--- Start RECORDS SUPPLIED ---

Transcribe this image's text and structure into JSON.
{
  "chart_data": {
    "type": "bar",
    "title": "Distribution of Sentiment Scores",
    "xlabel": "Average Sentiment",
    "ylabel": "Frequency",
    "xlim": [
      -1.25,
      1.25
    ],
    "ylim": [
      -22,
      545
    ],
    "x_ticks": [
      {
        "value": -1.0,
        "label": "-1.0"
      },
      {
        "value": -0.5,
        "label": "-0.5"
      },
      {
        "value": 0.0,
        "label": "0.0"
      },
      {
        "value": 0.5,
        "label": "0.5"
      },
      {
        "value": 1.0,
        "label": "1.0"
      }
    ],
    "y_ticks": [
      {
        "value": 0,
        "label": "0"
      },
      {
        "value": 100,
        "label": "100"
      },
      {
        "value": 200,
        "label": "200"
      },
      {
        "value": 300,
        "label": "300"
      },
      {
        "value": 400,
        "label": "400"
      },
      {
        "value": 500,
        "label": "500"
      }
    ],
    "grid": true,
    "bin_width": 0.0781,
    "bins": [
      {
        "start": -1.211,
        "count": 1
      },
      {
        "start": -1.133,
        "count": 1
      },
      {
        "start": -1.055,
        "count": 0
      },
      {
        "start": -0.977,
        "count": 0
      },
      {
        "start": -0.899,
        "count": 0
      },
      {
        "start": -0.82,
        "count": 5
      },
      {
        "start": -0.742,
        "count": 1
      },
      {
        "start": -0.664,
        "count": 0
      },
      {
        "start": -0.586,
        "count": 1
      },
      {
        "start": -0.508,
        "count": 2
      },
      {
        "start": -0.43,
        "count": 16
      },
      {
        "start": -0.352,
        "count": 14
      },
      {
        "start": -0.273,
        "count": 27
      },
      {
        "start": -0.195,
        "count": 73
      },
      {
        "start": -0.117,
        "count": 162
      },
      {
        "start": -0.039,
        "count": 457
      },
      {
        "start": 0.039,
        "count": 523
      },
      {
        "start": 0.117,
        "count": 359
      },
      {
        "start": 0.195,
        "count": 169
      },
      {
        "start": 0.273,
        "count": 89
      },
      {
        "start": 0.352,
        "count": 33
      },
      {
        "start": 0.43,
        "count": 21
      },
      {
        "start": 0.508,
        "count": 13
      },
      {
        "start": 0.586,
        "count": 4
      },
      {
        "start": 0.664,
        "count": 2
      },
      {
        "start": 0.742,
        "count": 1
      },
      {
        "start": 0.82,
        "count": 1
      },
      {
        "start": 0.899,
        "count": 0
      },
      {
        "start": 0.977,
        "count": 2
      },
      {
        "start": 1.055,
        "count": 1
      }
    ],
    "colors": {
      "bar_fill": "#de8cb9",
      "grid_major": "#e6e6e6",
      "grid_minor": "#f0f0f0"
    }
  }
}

--- End RECORDS SUPPLIED ---

Restate all of the entries exactly, please.

Transcribe this image's text and structure into JSON.
{
  "chart_data": {
    "type": "bar",
    "title": "Distribution of Sentiment Scores",
    "xlabel": "Average Sentiment",
    "ylabel": "Frequency",
    "xlim": [
      -1.25,
      1.25
    ],
    "ylim": [
      -22,
      545
    ],
    "x_ticks": [
      {
        "value": -1.0,
        "label": "-1.0"
      },
      {
        "value": -0.5,
        "label": "-0.5"
      },
      {
        "value": 0.0,
        "label": "0.0"
      },
      {
        "value": 0.5,
        "label": "0.5"
      },
      {
        "value": 1.0,
        "label": "1.0"
      }
    ],
    "y_ticks": [
      {
        "value": 0,
        "label": "0"
      },
      {
        "value": 100,
        "label": "100"
      },
      {
        "value": 200,
        "label": "200"
      },
      {
        "value": 300,
        "label": "300"
      },
      {
        "value": 400,
        "label": "400"
      },
      {
        "value": 500,
        "label": "500"
      }
    ],
    "grid": true,
    "bin_width": 0.0781,
    "bins": [
      {
        "start": -1.211,
        "count": 1
      },
      {
        "start": -1.133,
        "count": 1
      },
      {
        "start": -1.055,
        "count": 0
      },
      {
        "start": -0.977,
        "count": 0
      },
      {
        "start": -0.899,
        "count": 0
      },
      {
        "start": -0.82,
        "count": 5
      },
      {
        "start": -0.742,
        "count": 1
      },
      {
        "start": -0.664,
        "count": 0
      },
      {
        "start": -0.586,
        "count": 1
      },
      {
        "start": -0.508,
        "count": 2
      },
      {
        "start": -0.43,
        "count": 16
      },
      {
        "start": -0.352,
        "count": 14
      },
      {
        "start": -0.273,
        "count": 27
      },
      {
        "start": -0.195,
        "count": 73
      },
      {
        "start": -0.117,
        "count": 162
      },
      {
        "start": -0.039,
        "count": 457
      },
      {
        "start": 0.039,
        "count": 523
      },
      {
        "start": 0.117,
        "count": 359
      },
      {
        "start": 0.195,
        "count": 169
      },
      {
        "start": 0.273,
        "count": 89
      },
      {
        "start": 0.352,
        "count": 33
      },
      {
        "start": 0.43,
        "count": 21
      },
      {
        "start": 0.508,
        "count": 13
      },
      {
        "start": 0.586,
        "count": 4
      },
      {
        "start": 0.664,
        "count": 2
      },
      {
        "start": 0.742,
        "count": 1
      },
      {
        "start": 0.82,
        "count": 1
      },
      {
        "start": 0.899,
        "count": 0
      },
      {
        "start": 0.977,
        "count": 2
      },
      {
        "start": 1.055,
        "count": 1
      }
    ],
    "colors": {
      "bar_fill": "#de8cb9",
      "grid_major": "#e6e6e6",
      "grid_minor": "#f0f0f0"
    }
  }
}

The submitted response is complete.